GIVEN EXERCISE:
Copy every line of the listing that holds the string "placeholder".

BEGIN MATERIAL PROVIDED

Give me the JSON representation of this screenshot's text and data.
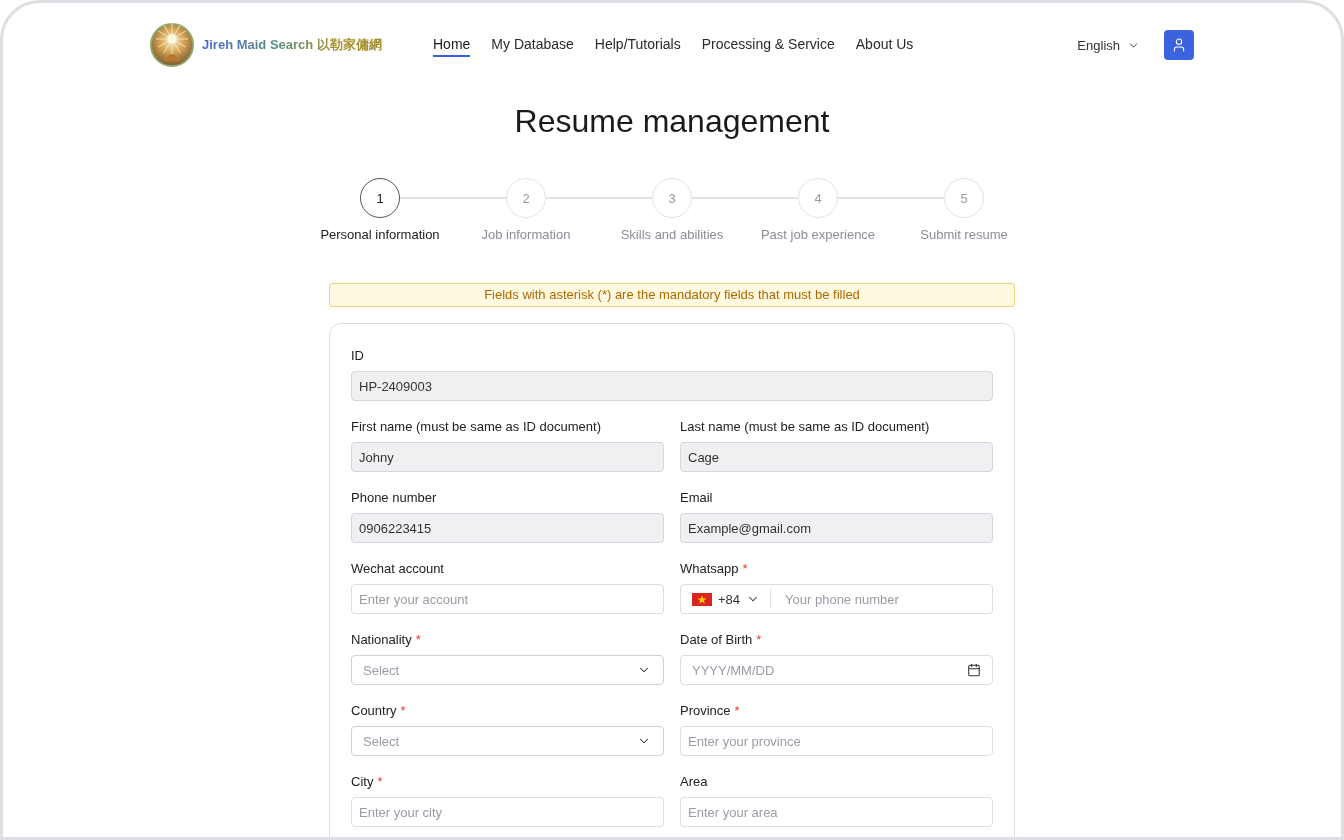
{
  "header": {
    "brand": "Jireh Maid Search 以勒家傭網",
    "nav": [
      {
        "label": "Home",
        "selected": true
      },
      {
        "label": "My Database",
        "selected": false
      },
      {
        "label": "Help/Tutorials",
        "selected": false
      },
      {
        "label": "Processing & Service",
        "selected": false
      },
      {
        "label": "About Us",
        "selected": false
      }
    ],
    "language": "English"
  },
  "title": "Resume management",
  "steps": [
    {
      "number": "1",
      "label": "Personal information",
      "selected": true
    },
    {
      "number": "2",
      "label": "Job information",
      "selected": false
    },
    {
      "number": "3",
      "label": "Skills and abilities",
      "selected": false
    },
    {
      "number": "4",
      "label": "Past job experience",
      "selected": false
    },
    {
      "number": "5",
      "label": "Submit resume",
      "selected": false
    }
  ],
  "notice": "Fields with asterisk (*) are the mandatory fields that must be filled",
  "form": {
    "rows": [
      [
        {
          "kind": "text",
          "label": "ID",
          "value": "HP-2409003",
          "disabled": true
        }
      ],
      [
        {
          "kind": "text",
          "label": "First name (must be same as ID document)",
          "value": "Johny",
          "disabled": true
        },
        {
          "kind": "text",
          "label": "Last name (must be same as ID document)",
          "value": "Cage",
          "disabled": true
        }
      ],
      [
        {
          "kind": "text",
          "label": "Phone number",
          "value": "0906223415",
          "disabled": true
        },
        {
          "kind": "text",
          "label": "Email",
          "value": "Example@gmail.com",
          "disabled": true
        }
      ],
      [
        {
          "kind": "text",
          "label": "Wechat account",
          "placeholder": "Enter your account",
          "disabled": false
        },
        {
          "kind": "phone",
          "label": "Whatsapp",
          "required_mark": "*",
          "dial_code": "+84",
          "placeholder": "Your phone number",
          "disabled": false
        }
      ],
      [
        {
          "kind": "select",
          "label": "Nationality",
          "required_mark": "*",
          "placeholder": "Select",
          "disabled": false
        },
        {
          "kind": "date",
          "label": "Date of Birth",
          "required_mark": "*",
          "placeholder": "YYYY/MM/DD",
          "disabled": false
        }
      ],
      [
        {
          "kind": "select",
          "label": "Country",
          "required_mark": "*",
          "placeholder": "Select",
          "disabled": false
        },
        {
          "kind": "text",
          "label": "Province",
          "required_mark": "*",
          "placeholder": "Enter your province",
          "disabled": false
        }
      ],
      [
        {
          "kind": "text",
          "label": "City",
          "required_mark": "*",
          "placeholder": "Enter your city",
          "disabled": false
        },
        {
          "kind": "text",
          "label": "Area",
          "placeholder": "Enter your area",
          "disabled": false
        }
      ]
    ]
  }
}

END MATERIAL PROVIDED

SOLUTION TO THE PROBLEM:
          "placeholder": "Enter your account",
          "placeholder": "Your phone number",
          "placeholder": "Select",
          "placeholder": "YYYY/MM/DD",
          "placeholder": "Select",
          "placeholder": "Enter your province",
          "placeholder": "Enter your city",
          "placeholder": "Enter your area",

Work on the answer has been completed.